## begin LISTED ENTRIES
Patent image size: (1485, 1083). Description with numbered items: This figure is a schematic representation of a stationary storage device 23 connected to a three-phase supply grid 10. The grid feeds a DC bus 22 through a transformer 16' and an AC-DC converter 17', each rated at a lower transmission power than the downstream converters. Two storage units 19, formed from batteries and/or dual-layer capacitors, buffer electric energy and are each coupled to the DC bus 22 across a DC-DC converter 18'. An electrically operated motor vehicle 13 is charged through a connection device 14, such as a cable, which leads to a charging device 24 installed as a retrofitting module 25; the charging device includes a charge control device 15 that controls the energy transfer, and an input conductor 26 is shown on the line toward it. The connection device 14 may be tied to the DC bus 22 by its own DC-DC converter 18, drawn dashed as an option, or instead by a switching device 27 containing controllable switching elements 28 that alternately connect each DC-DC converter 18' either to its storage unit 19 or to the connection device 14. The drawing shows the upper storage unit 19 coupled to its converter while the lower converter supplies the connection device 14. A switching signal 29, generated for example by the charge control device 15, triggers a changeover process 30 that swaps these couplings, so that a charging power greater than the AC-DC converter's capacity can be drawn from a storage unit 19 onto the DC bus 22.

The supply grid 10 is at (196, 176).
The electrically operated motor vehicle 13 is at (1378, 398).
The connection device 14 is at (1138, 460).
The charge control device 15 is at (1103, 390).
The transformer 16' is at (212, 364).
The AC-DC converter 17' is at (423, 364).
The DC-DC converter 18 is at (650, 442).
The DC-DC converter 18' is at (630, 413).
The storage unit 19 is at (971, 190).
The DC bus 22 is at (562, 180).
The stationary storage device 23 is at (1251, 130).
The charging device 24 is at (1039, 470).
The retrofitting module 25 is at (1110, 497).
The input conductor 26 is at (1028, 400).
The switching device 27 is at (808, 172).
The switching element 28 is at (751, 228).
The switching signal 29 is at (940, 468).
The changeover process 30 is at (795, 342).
## end LISTED ENTRIES
WHAT IS NEEDED
Please update the entries from the beginning through the line that contains "The switching signal 29 is at (940, 468).", replacing "schematic representation" with "schematic diagram" and leaving everything else unchanged. Return only those lines.

RESULT OF THIS EXERCISE
Patent image size: (1485, 1083). Description with numbered items: This figure is a schematic diagram of a stationary storage device 23 connected to a three-phase supply grid 10. The grid feeds a DC bus 22 through a transformer 16' and an AC-DC converter 17', each rated at a lower transmission power than the downstream converters. Two storage units 19, formed from batteries and/or dual-layer capacitors, buffer electric energy and are each coupled to the DC bus 22 across a DC-DC converter 18'. An electrically operated motor vehicle 13 is charged through a connection device 14, such as a cable, which leads to a charging device 24 installed as a retrofitting module 25; the charging device includes a charge control device 15 that controls the energy transfer, and an input conductor 26 is shown on the line toward it. The connection device 14 may be tied to the DC bus 22 by its own DC-DC converter 18, drawn dashed as an option, or instead by a switching device 27 containing controllable switching elements 28 that alternately connect each DC-DC converter 18' either to its storage unit 19 or to the connection device 14. The drawing shows the upper storage unit 19 coupled to its converter while the lower converter supplies the connection device 14. A switching signal 29, generated for example by the charge control device 15, triggers a changeover process 30 that swaps these couplings, so that a charging power greater than the AC-DC converter's capacity can be drawn from a storage unit 19 onto the DC bus 22.

The supply grid 10 is at (196, 176).
The electrically operated motor vehicle 13 is at (1378, 398).
The connection device 14 is at (1138, 460).
The charge control device 15 is at (1103, 390).
The transformer 16' is at (212, 364).
The AC-DC converter 17' is at (423, 364).
The DC-DC converter 18 is at (650, 442).
The DC-DC converter 18' is at (630, 413).
The storage unit 19 is at (971, 190).
The DC bus 22 is at (562, 180).
The stationary storage device 23 is at (1251, 130).
The charging device 24 is at (1039, 470).
The retrofitting module 25 is at (1110, 497).
The input conductor 26 is at (1028, 400).
The switching device 27 is at (808, 172).
The switching element 28 is at (751, 228).
The switching signal 29 is at (940, 468).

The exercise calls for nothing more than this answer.